## STATED GOAL
Copy each entry as it stands, leaving nothing out.

## ITEMS
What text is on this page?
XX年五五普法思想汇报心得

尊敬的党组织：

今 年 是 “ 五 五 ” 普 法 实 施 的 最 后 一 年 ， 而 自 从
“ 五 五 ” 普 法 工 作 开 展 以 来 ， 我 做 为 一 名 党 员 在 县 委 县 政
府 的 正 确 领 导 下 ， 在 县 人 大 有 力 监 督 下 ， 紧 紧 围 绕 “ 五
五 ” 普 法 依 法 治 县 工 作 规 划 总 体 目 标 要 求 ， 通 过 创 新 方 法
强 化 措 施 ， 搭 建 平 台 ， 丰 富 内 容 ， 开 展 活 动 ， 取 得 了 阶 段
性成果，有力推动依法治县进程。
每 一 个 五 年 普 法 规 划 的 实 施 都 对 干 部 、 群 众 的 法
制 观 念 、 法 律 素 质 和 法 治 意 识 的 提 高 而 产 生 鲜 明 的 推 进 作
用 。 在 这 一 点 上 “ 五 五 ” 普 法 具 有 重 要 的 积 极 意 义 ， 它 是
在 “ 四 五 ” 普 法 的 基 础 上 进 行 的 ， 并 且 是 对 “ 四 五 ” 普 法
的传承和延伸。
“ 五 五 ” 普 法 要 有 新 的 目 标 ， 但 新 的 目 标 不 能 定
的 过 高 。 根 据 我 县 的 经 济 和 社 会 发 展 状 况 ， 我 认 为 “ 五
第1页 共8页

## SOLVED EXERCISE
What text is on this page?
XX年五五普法思想汇报心得

尊敬的党组织：

今 年 是 “ 五 五 ” 普 法 实 施 的 最 后 一 年 ， 而 自 从
“ 五 五 ” 普 法 工 作 开 展 以 来 ， 我 做 为 一 名 党 员 在 县 委 县 政
府 的 正 确 领 导 下 ， 在 县 人 大 有 力 监 督 下 ， 紧 紧 围 绕 “ 五
五 ” 普 法 依 法 治 县 工 作 规 划 总 体 目 标 要 求 ， 通 过 创 新 方 法
强 化 措 施 ， 搭 建 平 台 ， 丰 富 内 容 ， 开 展 活 动 ， 取 得 了 阶 段
性成果，有力推动依法治县进程。
每 一 个 五 年 普 法 规 划 的 实 施 都 对 干 部 、 群 众 的 法
制 观 念 、 法 律 素 质 和 法 治 意 识 的 提 高 而 产 生 鲜 明 的 推 进 作
用 。 在 这 一 点 上 “ 五 五 ” 普 法 具 有 重 要 的 积 极 意 义 ， 它 是
在 “ 四 五 ” 普 法 的 基 础 上 进 行 的 ， 并 且 是 对 “ 四 五 ” 普 法
的传承和延伸。
“ 五 五 ” 普 法 要 有 新 的 目 标 ， 但 新 的 目 标 不 能 定
的 过 高 。 根 据 我 县 的 经 济 和 社 会 发 展 状 况 ， 我 认 为 “ 五
第1页 共8页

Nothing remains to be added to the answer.